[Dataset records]
[BEGIN]

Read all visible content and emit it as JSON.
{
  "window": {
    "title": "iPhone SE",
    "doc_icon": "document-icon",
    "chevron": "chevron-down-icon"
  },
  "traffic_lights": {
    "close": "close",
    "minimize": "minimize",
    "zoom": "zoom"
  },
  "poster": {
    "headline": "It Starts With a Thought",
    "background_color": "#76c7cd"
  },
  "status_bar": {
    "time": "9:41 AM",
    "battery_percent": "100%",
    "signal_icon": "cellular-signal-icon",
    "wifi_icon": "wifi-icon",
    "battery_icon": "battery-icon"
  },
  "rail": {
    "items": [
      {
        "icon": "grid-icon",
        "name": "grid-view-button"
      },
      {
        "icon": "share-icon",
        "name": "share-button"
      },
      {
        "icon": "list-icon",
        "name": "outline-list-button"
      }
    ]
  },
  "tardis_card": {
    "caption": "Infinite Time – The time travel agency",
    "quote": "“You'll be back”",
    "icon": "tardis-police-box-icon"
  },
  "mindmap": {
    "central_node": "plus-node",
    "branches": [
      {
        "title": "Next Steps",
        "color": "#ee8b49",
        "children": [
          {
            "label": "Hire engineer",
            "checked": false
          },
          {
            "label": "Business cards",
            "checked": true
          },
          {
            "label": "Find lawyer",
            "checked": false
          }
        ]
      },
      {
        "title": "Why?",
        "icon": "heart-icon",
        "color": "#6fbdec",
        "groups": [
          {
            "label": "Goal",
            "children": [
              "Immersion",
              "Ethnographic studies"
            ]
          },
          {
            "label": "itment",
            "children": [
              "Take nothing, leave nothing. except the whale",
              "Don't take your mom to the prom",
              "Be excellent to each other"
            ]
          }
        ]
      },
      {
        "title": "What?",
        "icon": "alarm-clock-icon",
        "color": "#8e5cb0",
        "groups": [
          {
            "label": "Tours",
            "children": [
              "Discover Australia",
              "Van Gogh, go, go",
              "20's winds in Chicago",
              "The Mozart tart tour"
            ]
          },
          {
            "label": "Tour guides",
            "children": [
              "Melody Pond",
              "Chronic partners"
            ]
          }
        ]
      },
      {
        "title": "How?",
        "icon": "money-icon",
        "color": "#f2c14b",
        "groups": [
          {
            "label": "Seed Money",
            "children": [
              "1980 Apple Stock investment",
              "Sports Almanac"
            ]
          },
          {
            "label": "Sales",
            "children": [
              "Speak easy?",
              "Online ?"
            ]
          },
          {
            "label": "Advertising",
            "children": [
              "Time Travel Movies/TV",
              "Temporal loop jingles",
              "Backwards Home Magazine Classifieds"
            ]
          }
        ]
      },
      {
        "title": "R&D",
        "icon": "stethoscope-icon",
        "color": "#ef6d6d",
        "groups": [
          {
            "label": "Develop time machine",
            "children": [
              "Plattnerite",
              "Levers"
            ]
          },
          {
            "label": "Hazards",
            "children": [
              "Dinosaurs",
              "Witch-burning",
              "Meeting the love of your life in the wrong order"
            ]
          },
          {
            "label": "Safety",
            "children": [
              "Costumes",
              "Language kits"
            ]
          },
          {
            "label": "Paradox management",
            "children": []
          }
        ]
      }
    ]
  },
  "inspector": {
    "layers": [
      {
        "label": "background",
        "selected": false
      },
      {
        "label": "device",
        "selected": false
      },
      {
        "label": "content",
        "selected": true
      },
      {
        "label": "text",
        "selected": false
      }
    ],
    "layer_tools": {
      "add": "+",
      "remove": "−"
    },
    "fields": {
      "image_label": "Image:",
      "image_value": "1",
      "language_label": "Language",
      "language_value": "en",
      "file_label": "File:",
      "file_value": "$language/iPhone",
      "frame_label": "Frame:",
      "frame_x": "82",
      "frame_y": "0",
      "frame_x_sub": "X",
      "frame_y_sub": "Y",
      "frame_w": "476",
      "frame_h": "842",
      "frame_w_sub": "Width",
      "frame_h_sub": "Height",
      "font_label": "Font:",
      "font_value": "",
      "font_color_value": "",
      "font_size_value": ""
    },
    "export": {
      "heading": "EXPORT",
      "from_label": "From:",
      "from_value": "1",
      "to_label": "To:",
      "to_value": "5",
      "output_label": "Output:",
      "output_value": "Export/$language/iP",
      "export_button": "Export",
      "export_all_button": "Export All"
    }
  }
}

[END]

Exercise: Pull out every line containing "title".

Answer to the exercise:
    "title": "iPhone SE",
        "title": "Next Steps",
        "title": "Why?",
        "title": "What?",
        "title": "How?",
        "title": "R&D",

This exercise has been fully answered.